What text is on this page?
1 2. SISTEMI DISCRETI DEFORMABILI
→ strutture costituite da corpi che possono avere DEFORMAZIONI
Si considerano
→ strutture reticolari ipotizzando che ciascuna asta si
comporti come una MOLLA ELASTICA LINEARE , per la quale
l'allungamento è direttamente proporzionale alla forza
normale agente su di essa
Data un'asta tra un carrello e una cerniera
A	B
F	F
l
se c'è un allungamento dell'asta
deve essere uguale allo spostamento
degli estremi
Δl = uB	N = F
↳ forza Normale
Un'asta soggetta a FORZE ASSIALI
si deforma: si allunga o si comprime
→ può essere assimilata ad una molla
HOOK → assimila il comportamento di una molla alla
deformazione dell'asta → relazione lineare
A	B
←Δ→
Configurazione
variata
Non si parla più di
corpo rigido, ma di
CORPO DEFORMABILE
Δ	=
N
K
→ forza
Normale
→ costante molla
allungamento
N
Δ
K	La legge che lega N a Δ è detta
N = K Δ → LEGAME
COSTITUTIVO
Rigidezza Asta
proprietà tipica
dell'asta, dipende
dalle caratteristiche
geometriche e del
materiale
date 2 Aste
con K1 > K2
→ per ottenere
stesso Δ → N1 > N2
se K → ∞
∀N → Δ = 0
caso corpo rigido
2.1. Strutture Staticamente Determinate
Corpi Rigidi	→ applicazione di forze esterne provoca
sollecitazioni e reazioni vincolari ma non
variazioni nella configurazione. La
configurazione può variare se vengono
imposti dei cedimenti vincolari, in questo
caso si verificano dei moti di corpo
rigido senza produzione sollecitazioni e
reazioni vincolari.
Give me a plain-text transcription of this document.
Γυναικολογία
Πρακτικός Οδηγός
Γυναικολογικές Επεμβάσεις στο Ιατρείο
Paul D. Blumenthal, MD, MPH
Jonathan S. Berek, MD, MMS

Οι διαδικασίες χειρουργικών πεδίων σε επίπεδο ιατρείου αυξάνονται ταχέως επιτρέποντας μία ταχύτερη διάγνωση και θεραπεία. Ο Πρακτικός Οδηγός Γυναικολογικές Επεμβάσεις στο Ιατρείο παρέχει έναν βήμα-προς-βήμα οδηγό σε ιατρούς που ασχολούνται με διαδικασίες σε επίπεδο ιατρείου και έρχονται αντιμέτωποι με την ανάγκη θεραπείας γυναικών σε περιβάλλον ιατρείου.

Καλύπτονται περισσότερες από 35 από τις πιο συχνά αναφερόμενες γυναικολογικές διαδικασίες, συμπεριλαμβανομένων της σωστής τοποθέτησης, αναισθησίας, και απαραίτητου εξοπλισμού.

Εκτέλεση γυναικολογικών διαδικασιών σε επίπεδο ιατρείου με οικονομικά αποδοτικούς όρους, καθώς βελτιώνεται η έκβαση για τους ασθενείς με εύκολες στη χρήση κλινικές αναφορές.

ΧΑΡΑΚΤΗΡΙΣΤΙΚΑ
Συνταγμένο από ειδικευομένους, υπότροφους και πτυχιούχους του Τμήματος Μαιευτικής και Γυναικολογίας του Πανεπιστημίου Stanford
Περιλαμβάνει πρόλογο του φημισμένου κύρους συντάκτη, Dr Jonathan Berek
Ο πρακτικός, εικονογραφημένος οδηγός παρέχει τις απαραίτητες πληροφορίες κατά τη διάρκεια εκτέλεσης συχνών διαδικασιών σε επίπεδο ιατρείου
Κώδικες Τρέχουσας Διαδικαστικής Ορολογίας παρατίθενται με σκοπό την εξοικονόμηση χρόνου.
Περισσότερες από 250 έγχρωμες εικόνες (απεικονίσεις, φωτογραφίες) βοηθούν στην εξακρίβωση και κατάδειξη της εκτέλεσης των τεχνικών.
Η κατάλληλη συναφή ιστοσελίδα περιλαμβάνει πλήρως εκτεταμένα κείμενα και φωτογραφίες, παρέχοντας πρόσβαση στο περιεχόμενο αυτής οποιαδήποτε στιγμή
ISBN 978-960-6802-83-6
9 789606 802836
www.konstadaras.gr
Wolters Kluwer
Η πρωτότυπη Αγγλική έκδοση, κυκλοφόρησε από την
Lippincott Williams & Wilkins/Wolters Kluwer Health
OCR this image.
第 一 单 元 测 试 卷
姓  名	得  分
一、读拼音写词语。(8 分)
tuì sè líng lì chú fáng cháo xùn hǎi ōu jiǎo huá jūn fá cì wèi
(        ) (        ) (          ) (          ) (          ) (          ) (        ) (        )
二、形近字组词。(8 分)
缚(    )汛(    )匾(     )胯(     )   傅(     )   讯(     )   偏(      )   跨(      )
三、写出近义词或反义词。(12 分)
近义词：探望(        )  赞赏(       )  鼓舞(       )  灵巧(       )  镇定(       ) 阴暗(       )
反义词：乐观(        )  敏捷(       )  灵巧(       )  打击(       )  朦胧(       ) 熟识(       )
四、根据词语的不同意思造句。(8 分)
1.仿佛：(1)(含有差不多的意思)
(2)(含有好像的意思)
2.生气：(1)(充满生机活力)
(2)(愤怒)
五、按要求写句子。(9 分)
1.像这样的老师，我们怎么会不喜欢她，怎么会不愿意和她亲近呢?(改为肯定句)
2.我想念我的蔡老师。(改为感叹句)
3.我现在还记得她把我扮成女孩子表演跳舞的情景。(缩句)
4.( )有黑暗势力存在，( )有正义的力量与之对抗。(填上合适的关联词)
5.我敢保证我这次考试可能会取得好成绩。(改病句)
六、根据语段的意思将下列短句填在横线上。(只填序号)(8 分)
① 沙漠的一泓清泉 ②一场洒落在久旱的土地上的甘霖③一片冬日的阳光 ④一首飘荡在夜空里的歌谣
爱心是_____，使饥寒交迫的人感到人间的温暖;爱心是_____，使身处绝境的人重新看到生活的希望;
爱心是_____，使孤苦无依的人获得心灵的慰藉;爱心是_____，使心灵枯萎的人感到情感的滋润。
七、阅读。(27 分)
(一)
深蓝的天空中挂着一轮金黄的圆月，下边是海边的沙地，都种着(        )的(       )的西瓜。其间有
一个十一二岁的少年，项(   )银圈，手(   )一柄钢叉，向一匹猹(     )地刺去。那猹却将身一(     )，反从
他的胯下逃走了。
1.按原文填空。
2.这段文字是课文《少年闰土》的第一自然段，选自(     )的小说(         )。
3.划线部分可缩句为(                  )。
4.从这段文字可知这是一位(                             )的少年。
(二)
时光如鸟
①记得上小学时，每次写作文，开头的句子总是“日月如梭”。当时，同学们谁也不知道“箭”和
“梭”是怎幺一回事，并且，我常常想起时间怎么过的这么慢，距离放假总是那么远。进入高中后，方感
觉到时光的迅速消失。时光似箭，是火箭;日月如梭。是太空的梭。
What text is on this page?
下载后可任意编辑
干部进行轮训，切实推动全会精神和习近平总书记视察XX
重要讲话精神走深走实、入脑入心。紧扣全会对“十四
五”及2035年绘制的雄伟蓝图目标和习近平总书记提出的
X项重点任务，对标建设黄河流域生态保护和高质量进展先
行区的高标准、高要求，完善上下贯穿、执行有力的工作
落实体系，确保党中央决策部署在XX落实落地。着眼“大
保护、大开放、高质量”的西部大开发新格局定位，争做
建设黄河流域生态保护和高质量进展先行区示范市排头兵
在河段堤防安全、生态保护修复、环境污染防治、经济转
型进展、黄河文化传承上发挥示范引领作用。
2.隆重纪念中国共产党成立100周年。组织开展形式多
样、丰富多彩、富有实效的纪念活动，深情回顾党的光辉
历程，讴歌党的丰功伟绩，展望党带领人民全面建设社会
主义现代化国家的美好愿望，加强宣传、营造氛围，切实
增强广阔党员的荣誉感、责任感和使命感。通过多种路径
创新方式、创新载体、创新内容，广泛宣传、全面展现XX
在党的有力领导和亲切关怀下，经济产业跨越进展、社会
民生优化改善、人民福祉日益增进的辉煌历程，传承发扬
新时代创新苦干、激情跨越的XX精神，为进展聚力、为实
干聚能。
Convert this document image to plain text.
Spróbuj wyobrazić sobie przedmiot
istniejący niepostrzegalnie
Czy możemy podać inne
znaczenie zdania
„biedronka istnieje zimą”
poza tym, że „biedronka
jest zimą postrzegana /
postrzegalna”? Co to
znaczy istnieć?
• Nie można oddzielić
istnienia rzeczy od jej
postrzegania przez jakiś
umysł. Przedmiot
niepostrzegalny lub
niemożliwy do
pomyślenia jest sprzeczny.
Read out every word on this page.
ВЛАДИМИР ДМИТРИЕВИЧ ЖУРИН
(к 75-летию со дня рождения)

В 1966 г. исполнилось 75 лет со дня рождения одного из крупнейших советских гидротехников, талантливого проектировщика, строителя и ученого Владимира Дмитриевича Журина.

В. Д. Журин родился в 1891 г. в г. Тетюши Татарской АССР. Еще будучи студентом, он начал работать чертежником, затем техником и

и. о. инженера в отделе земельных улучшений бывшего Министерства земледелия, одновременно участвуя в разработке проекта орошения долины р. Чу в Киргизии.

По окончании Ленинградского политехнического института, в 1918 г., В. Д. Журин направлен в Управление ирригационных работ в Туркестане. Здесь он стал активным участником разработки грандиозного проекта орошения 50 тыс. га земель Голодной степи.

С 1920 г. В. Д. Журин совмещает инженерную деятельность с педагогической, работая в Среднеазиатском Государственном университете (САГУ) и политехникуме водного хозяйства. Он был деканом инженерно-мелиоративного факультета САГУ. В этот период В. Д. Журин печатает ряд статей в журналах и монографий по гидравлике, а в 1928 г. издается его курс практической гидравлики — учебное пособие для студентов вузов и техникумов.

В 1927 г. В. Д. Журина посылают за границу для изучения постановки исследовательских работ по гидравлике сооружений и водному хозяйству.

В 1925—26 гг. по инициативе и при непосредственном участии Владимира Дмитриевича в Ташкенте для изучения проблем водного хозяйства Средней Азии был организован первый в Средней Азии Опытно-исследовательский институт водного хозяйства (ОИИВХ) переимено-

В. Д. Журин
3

——————————

Using the records above, find and show each line with the string "φωτογραφίες".

Περισσότερες από 250 έγχρωμες εικόνες (απεικονίσεις, φωτογραφίες) βοηθούν στην εξακρίβωση και κατάδειξη της εκτέλεσης των τεχνικών.
Η κατάλληλη συναφή ιστοσελίδα περιλαμβάνει πλήρως εκτεταμένα κείμενα και φωτογραφίες, παρέχοντας πρόσβαση στο περιεχόμενο αυτής οποιαδήποτε στιγμή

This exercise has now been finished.